> PROBLEM DETAILS:
Please copy each of the entries below word for word, leaving out the picture.

##### PROVIDED MATERIAL #####

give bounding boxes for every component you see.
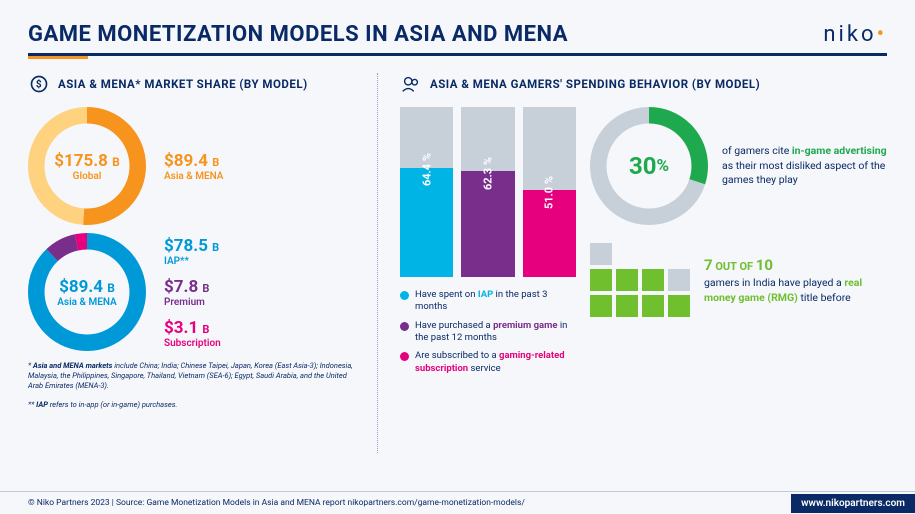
footer-left: © Niko Partners 2023 | Source: Game Mone… [28, 498, 525, 508]
grid-box [642, 269, 664, 291]
stat-7of10: 7 OUT OF 10 gamers in India have played … [590, 243, 887, 317]
panel-market-share: $ ASIA & MENA* MARKET SHARE (BY MODEL) $… [28, 73, 378, 453]
donut-global-sub: Global [73, 171, 102, 182]
donut-breakdown-sub: Asia & MENA [57, 297, 116, 308]
legend-item: Have spent on IAP in the past 3 months [400, 289, 576, 314]
donut-breakdown: $89.4 B Asia & MENA [28, 233, 146, 351]
stat-30pct: 30% of gamers cite in-game advertising a… [590, 107, 887, 225]
grid-box [590, 295, 612, 317]
stat-block: $7.8 BPremium [164, 277, 221, 308]
donut-global: $175.8 B Global [28, 107, 146, 225]
grid-box [668, 295, 690, 317]
footnote-markets: * Asia and MENA markets include China; I… [28, 361, 359, 390]
legend-item: Are subscribed to a gaming-related subsc… [400, 350, 576, 375]
donut-30pct: 30% [590, 107, 708, 225]
grid-box [642, 295, 664, 317]
donut-breakdown-value: $89.4 B [59, 277, 115, 297]
niko-logo: niko• [823, 22, 887, 47]
bar-col: 51.0 % [523, 107, 576, 277]
footer: © Niko Partners 2023 | Source: Game Mone… [0, 491, 915, 514]
grid-box [616, 295, 638, 317]
section-title-right: ASIA & MENA GAMERS' SPENDING BEHAVIOR (B… [400, 73, 887, 95]
section-title-left: $ ASIA & MENA* MARKET SHARE (BY MODEL) [28, 73, 359, 95]
panel-spending-behavior: ASIA & MENA GAMERS' SPENDING BEHAVIOR (B… [378, 73, 887, 453]
header: GAME MONETIZATION MODELS IN ASIA AND MEN… [28, 22, 887, 56]
bars-area: 64.4 %62.3 %51.0 % Have spent on IAP in … [400, 107, 576, 375]
stat-block: $78.5 BIAP** [164, 236, 221, 267]
legend-item: Have purchased a premium game in the pas… [400, 320, 576, 345]
grid-box [590, 269, 612, 291]
grid-box [590, 243, 612, 265]
legend: Have spent on IAP in the past 3 months Ha… [400, 289, 576, 375]
grid-box [668, 269, 690, 291]
grid-box [616, 269, 638, 291]
accent-bar [28, 56, 88, 59]
bar-col: 64.4 % [400, 107, 453, 277]
donut-global-value: $175.8 B [54, 151, 120, 171]
right-stats: 30% of gamers cite in-game advertising a… [590, 107, 887, 375]
bar-col: 62.3 % [461, 107, 514, 277]
money-icon: $ [28, 73, 50, 95]
gamers-icon [400, 73, 422, 95]
grid-boxes [590, 243, 690, 317]
footnote-iap: ** IAP refers to in-app (or in-game) pur… [28, 400, 359, 410]
logo-dot: • [877, 22, 887, 47]
content: $ ASIA & MENA* MARKET SHARE (BY MODEL) $… [28, 73, 887, 453]
donut-row-global: $175.8 B Global $89.4 B Asia & MENA [28, 107, 359, 225]
stat-block: $3.1 BSubscription [164, 318, 221, 349]
stat-asia-mena-total: $89.4 B Asia & MENA [164, 151, 223, 182]
page-title: GAME MONETIZATION MODELS IN ASIA AND MEN… [28, 22, 568, 47]
svg-text:$: $ [36, 77, 42, 90]
stat-7of10-text: 7 OUT OF 10 gamers in India have played … [704, 255, 887, 305]
donut-row-breakdown: $89.4 B Asia & MENA $78.5 BIAP** $7.8 BPr… [28, 233, 359, 351]
footer-right: www.nikopartners.com [791, 494, 915, 513]
page: GAME MONETIZATION MODELS IN ASIA AND MEN… [0, 0, 915, 514]
stat-30pct-text: of gamers cite in-game advertising as th… [722, 144, 887, 188]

#####

> TASK RESULT:
give bounding boxes for every component you see.
footer-left: © Niko Partners 2023 | Source: Game Mone… [28, 498, 525, 508]
grid-box [642, 269, 664, 291]
stat-7of10: 7 OUT OF 10 gamers in India have played … [590, 243, 887, 317]
panel-market-share: $ ASIA & MENA* MARKET SHARE (BY MODEL) $… [28, 73, 378, 453]
donut-global-sub: Global [73, 171, 102, 182]
donut-breakdown-sub: Asia & MENA [57, 297, 116, 308]
legend-item: Have spent on IAP in the past 3 months [400, 289, 576, 314]
donut-breakdown: $89.4 B Asia & MENA [28, 233, 146, 351]
stat-30pct: 30% of gamers cite in-game advertising a… [590, 107, 887, 225]
grid-box [590, 295, 612, 317]
stat-block: $7.8 BPremium [164, 277, 221, 308]
donut-global: $175.8 B Global [28, 107, 146, 225]
grid-box [668, 295, 690, 317]
footnote-markets: * Asia and MENA markets include China; I… [28, 361, 359, 390]
legend-item: Are subscribed to a gaming-related subsc… [400, 350, 576, 375]
donut-30pct: 30% [590, 107, 708, 225]
grid-box [642, 295, 664, 317]
donut-breakdown-value: $89.4 B [59, 277, 115, 297]
niko-logo: niko• [823, 22, 887, 47]
bar-col: 51.0 % [523, 107, 576, 277]
footer: © Niko Partners 2023 | Source: Game Mone… [0, 491, 915, 514]
grid-box [616, 295, 638, 317]
section-title-right: ASIA & MENA GAMERS' SPENDING BEHAVIOR (B… [400, 73, 887, 95]
section-title-left: $ ASIA & MENA* MARKET SHARE (BY MODEL) [28, 73, 359, 95]
panel-spending-behavior: ASIA & MENA GAMERS' SPENDING BEHAVIOR (B… [378, 73, 887, 453]
header: GAME MONETIZATION MODELS IN ASIA AND MEN… [28, 22, 887, 56]
bars-area: 64.4 %62.3 %51.0 % Have spent on IAP in … [400, 107, 576, 375]
stat-block: $78.5 BIAP** [164, 236, 221, 267]
legend-item: Have purchased a premium game in the pas… [400, 320, 576, 345]
grid-box [590, 269, 612, 291]
grid-box [590, 243, 612, 265]
legend: Have spent on IAP in the past 3 months Ha… [400, 289, 576, 375]
grid-box [668, 269, 690, 291]
grid-box [616, 269, 638, 291]
accent-bar [28, 56, 88, 59]
bar-col: 64.4 % [400, 107, 453, 277]
donut-global-value: $175.8 B [54, 151, 120, 171]
right-stats: 30% of gamers cite in-game advertising a… [590, 107, 887, 375]
bar-col: 62.3 % [461, 107, 514, 277]
money-icon: $ [28, 73, 50, 95]
gamers-icon [400, 73, 422, 95]
grid-boxes [590, 243, 690, 317]
footnote-iap: ** IAP refers to in-app (or in-game) pur… [28, 400, 359, 410]
logo-dot: • [877, 22, 887, 47]
content: $ ASIA & MENA* MARKET SHARE (BY MODEL) $… [28, 73, 887, 453]
donut-row-global: $175.8 B Global $89.4 B Asia & MENA [28, 107, 359, 225]
stat-block: $3.1 BSubscription [164, 318, 221, 349]
stat-asia-mena-total: $89.4 B Asia & MENA [164, 151, 223, 182]
page-title: GAME MONETIZATION MODELS IN ASIA AND MEN… [28, 22, 568, 47]
svg-text:$: $ [36, 77, 42, 90]
stat-7of10-text: 7 OUT OF 10 gamers in India have played … [704, 255, 887, 305]
donut-row-breakdown: $89.4 B Asia & MENA $78.5 BIAP** $7.8 BPr… [28, 233, 359, 351]
footer-right: www.nikopartners.com [791, 494, 915, 513]
page: GAME MONETIZATION MODELS IN ASIA AND MEN… [0, 0, 915, 514]
stat-30pct-text: of gamers cite in-game advertising as th… [722, 144, 887, 188]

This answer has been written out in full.